**WHAT THE TASK REQUIRES:**
State how many lines of the listing below include the word "desde". Give only the number.

**PROVIDED ENTRIES:**
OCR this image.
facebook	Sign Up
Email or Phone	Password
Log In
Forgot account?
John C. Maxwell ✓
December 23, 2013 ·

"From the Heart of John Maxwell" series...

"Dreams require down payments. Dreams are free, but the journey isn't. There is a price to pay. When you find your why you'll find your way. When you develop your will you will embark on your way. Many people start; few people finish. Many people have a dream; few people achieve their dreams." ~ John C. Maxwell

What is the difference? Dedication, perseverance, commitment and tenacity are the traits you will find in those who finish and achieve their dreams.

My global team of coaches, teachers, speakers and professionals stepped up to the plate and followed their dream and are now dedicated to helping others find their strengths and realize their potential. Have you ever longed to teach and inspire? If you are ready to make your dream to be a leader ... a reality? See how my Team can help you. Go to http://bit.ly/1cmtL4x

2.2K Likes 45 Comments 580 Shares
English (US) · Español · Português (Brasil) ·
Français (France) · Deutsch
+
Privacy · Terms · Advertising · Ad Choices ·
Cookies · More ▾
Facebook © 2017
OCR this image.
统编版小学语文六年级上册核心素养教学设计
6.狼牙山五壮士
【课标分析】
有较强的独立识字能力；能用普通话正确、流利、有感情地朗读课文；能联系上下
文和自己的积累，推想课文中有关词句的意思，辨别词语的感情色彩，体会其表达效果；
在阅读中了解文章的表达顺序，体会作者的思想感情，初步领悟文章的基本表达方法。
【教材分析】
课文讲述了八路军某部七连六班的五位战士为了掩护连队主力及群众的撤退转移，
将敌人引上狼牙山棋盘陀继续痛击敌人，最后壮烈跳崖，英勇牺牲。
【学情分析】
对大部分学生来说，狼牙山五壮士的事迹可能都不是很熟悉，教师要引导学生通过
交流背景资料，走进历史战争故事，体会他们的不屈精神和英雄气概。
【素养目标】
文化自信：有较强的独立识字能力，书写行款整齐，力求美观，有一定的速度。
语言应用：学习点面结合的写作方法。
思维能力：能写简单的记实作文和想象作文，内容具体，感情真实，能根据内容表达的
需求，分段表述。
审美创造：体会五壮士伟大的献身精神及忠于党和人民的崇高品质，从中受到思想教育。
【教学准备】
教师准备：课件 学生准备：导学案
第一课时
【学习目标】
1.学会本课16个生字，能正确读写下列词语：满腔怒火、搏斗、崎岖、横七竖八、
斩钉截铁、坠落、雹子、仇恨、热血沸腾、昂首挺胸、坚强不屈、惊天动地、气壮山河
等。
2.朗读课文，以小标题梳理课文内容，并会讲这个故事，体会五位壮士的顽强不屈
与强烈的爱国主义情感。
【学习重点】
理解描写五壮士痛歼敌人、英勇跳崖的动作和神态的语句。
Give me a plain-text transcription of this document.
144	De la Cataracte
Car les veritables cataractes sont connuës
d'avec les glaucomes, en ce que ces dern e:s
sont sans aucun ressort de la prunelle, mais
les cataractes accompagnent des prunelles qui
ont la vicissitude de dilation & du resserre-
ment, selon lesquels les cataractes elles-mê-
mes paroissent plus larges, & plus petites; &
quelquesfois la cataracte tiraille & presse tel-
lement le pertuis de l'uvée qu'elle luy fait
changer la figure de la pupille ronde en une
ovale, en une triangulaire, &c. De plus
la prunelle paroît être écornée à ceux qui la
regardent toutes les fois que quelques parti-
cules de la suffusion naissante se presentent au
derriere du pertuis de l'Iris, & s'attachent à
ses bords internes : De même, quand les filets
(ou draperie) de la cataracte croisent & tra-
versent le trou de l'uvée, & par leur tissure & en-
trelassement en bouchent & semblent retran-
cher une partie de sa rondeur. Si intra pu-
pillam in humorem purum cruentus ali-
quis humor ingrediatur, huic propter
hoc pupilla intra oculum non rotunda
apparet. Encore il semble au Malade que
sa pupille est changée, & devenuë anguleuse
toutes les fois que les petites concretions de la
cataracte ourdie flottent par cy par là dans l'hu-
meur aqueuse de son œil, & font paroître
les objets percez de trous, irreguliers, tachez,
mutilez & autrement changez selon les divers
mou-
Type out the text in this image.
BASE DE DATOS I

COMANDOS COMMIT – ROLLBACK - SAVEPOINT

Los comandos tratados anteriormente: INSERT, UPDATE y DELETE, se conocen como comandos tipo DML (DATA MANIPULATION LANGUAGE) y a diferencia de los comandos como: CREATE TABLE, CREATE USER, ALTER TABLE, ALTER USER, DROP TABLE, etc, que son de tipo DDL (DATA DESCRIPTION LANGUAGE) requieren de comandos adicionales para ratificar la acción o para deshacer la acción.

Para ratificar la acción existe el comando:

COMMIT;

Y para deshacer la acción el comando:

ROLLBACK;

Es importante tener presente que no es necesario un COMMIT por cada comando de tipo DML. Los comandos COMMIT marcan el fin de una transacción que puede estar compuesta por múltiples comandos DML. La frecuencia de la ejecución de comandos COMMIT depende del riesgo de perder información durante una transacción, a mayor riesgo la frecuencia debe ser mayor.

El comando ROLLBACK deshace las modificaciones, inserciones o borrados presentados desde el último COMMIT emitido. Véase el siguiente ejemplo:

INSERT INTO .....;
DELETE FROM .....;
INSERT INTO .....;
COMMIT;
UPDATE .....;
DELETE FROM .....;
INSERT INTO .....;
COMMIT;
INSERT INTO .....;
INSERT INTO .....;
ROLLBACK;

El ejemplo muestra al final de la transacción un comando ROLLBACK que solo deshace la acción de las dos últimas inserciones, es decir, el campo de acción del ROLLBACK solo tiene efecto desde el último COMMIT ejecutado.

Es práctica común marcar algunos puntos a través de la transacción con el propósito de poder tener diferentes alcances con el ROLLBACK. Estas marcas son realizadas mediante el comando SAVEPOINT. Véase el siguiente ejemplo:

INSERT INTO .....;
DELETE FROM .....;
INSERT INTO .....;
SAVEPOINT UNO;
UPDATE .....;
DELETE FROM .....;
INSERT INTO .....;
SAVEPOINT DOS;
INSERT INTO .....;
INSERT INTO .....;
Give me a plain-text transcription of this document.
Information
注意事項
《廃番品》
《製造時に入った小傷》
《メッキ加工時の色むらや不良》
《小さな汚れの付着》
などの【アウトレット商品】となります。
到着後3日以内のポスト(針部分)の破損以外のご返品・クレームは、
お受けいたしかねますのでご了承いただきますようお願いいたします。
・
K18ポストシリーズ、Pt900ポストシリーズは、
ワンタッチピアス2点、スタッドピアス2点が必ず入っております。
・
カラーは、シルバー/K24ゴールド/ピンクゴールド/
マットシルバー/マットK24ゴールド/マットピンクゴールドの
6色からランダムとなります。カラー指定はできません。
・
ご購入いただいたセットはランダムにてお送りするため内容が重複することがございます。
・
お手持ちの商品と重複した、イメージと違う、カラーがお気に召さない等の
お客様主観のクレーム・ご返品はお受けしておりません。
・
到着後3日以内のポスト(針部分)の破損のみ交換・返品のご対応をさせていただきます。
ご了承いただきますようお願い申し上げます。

**RESPONSE BELOW:**
2